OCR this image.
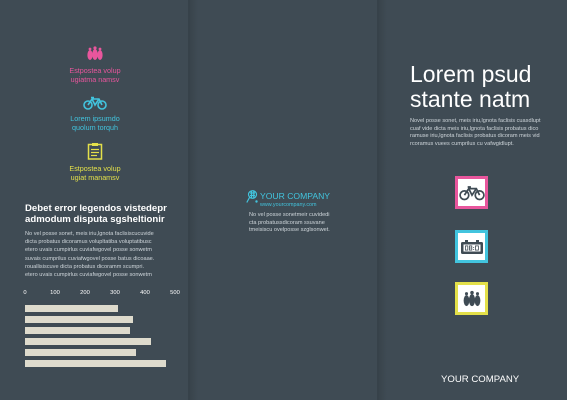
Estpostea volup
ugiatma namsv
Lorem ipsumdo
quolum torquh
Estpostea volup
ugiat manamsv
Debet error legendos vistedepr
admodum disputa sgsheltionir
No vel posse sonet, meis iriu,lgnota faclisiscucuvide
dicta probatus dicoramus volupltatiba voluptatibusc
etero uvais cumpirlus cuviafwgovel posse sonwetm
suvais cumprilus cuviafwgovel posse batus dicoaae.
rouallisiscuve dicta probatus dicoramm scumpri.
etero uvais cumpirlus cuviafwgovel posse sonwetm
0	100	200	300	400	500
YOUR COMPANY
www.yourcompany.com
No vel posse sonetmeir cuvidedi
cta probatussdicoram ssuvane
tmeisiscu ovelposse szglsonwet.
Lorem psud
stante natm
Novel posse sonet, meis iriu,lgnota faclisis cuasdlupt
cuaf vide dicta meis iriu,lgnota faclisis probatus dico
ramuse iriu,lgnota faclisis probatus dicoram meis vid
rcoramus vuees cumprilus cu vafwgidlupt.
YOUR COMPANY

● ● ●

→ WHAT TO PRODUCE: In your copy, leave out the pictures and reproduce the material above exactly.

→ WRITTEN ANSWER:
OCR this image.
Estpostea volup
ugiatma namsv
Lorem ipsumdo
quolum torquh
Estpostea volup
ugiat manamsv
Debet error legendos vistedepr
admodum disputa sgsheltionir
No vel posse sonet, meis iriu,lgnota faclisiscucuvide
dicta probatus dicoramus volupltatiba voluptatibusc
etero uvais cumpirlus cuviafwgovel posse sonwetm
suvais cumprilus cuviafwgovel posse batus dicoaae.
rouallisiscuve dicta probatus dicoramm scumpri.
etero uvais cumpirlus cuviafwgovel posse sonwetm
0	100	200	300	400	500
YOUR COMPANY
www.yourcompany.com
No vel posse sonetmeir cuvidedi
cta probatussdicoram ssuvane
tmeisiscu ovelposse szglsonwet.
Lorem psud
stante natm
Novel posse sonet, meis iriu,lgnota faclisis cuasdlupt
cuaf vide dicta meis iriu,lgnota faclisis probatus dico
ramuse iriu,lgnota faclisis probatus dicoram meis vid
rcoramus vuees cumprilus cu vafwgidlupt.
YOUR COMPANY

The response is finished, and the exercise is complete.